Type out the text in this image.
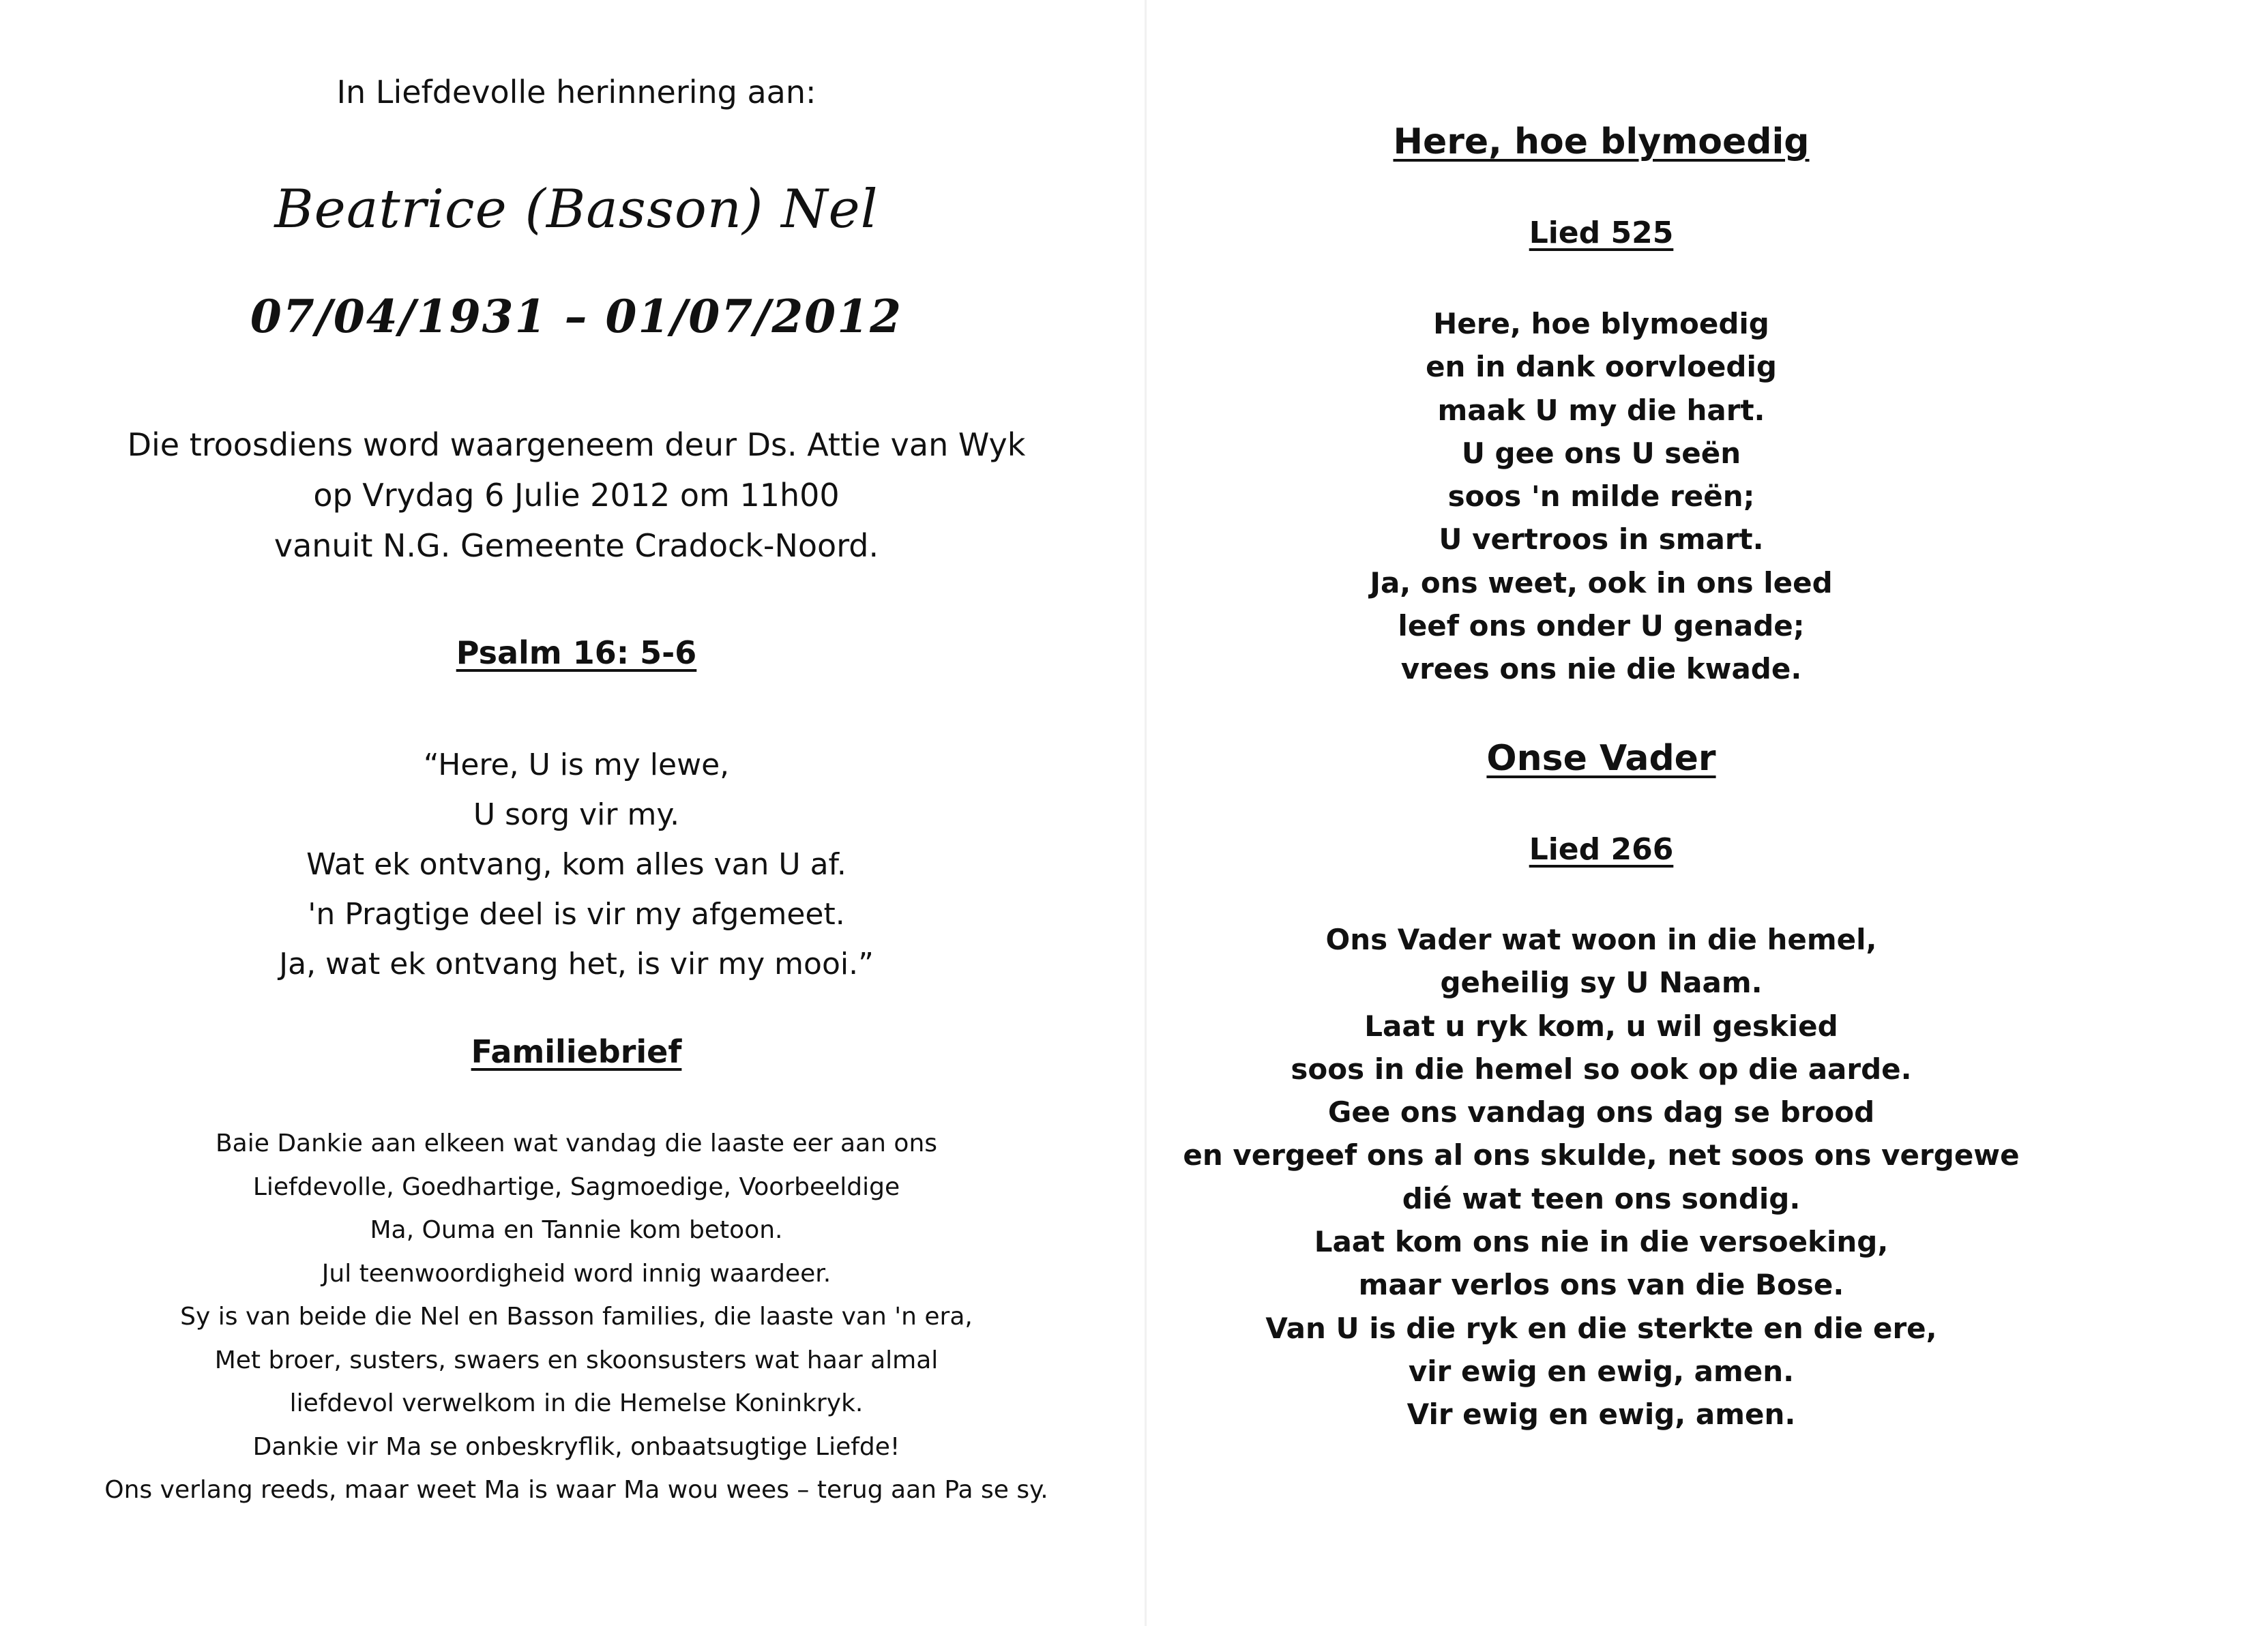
In Liefdevolle herinnering aan:
Beatrice (Basson) Nel
07/04/1931 – 01/07/2012
Die troosdiens word waargeneem deur Ds. Attie van Wyk
op Vrydag 6 Julie 2012 om 11h00
vanuit N.G. Gemeente Cradock-Noord.
Psalm 16: 5-6
“Here, U is my lewe,
U sorg vir my.
Wat ek ontvang, kom alles van U af.
'n Pragtige deel is vir my afgemeet.
Ja, wat ek ontvang het, is vir my mooi.”
Familiebrief
Baie Dankie aan elkeen wat vandag die laaste eer aan ons
Liefdevolle, Goedhartige, Sagmoedige, Voorbeeldige
Ma, Ouma en Tannie kom betoon.
Jul teenwoordigheid word innig waardeer.
Sy is van beide die Nel en Basson families, die laaste van 'n era,
Met broer, susters, swaers en skoonsusters wat haar almal
liefdevol verwelkom in die Hemelse Koninkryk.
Dankie vir Ma se onbeskryflik, onbaatsugtige Liefde!
Ons verlang reeds, maar weet Ma is waar Ma wou wees – terug aan Pa se sy.
Here, hoe blymoedig
Lied 525
Here, hoe blymoedig
en in dank oorvloedig
maak U my die hart.
U gee ons U seën
soos 'n milde reën;
U vertroos in smart.
Ja, ons weet, ook in ons leed
leef ons onder U genade;
vrees ons nie die kwade.
Onse Vader
Lied 266
Ons Vader wat woon in die hemel,
geheilig sy U Naam.
Laat u ryk kom, u wil geskied
soos in die hemel so ook op die aarde.
Gee ons vandag ons dag se brood
en vergeef ons al ons skulde, net soos ons vergewe
dié wat teen ons sondig.
Laat kom ons nie in die versoeking,
maar verlos ons van die Bose.
Van U is die ryk en die sterkte en die ere,
vir ewig en ewig, amen.
Vir ewig en ewig, amen.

◇ ◇ ◇

- [Written exercise] Using the records above, gather all lines where the string "Liefdevolle" is present.

- [Task answer]
In Liefdevolle herinnering aan:
Liefdevolle, Goedhartige, Sagmoedige, Voorbeeldige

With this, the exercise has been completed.